Heidelberg

Havarie auf Neckar: Wassereinbruch in Gütermotorschiff

Wegen einer defekten Pumpe ist am Dienstagmorgen der Maschinenraum eines Gütermotorschiffes auf dem Neckar überflutet worden. 25 000 Liter Wasser drangen ein und vermischten sich mit Öl. Das Gemisch trat aber nicht in den Neckar aus.

Nach Angaben der Polizei wurde der Vorfall den Einsatzkräften gegen 10.30 Uhr gemeldet. Demnach hatte der Schiffsführer, der auf seinem Frachter rund 1150 Tonnen Gips transportierte, über ein Alarmsystem die Warnung vor eindringendem Wasser erhalten. Das 86 Meter lange Frachtschiff war zu diesem Zeitpunkt auf Talfahrt im Neckar.

Unmittelbar nachdem der technische Alarm im Steuerstand einging, legte der Schiffsführer im Oberwasser der Schleuse Neckargemünd an und unterband durch Sofortmaßnahmen ein weiteres Eindringen des Außenbordwassers.

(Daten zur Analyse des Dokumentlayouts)
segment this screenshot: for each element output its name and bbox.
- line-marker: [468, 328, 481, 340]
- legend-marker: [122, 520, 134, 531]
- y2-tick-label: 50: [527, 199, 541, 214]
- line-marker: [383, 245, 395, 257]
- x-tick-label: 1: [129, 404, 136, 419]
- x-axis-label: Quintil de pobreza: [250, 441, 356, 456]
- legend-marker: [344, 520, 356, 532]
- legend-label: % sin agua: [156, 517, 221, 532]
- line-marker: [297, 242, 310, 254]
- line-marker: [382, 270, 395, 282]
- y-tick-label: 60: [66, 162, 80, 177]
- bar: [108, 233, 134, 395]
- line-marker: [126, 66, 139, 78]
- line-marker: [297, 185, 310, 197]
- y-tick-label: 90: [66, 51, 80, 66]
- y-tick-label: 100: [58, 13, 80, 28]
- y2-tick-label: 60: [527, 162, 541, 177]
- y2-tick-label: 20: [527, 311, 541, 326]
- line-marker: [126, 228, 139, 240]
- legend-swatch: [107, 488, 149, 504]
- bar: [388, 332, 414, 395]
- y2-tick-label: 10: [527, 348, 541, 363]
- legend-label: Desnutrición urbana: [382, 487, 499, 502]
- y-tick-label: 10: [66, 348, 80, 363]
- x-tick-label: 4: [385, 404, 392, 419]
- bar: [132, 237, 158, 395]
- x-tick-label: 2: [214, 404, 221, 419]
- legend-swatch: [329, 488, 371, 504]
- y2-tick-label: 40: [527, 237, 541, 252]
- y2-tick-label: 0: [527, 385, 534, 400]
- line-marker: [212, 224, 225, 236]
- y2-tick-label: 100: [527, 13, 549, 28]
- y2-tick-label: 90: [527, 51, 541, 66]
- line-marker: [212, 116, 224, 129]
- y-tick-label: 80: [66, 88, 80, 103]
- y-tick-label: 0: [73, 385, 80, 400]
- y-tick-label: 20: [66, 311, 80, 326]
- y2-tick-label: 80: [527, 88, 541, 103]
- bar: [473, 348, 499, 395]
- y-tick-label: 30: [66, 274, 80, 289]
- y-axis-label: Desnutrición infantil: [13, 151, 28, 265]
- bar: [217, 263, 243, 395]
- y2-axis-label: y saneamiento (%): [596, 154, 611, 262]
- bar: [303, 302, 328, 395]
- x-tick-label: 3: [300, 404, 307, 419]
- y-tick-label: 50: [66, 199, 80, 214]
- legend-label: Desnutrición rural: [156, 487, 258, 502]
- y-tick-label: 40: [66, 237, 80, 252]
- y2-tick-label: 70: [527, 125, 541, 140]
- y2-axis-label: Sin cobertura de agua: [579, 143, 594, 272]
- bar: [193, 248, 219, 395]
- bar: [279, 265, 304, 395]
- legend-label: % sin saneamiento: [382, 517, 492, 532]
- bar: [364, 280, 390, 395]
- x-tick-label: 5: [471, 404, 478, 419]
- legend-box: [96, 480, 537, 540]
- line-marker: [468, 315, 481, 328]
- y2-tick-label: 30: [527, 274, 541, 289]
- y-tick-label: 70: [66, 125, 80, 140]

**DEINE AUFGABE**
Setze den Bericht über den Wassereinbruch im Frachtschiff auf dem Neckar im Anschluss an seinen letzten Satz fort. Das Material stammt aus einer anderen Quelle.

**ERGEBNIS**
Wie Peter Fischer, Leiter der Heidelberger Wasserschutzpolizei, und Einsatzleiter vor Ort bestätigte, legten Kräfte von DLRG und Feuerwehr vorsorglich eine Ölsperre um das Schiff. Ein Pumpwagen des Abwasserzweckverbandes Heidelberg saugte den Maschinenraum leer. Die Ladung wurde nicht tangiert. Fachkräfte einer örtlichen Werft reparierten das Schiff, so dass es seine Reise am Nachmittag fortsetzen konnte.

Die B37 wurde für die Dauer des Einsatzes halbseitig gesperrt. Ebenfalls blieb der Neckar rund 40 Minuten für den Schiffsverkehr unpassierbar.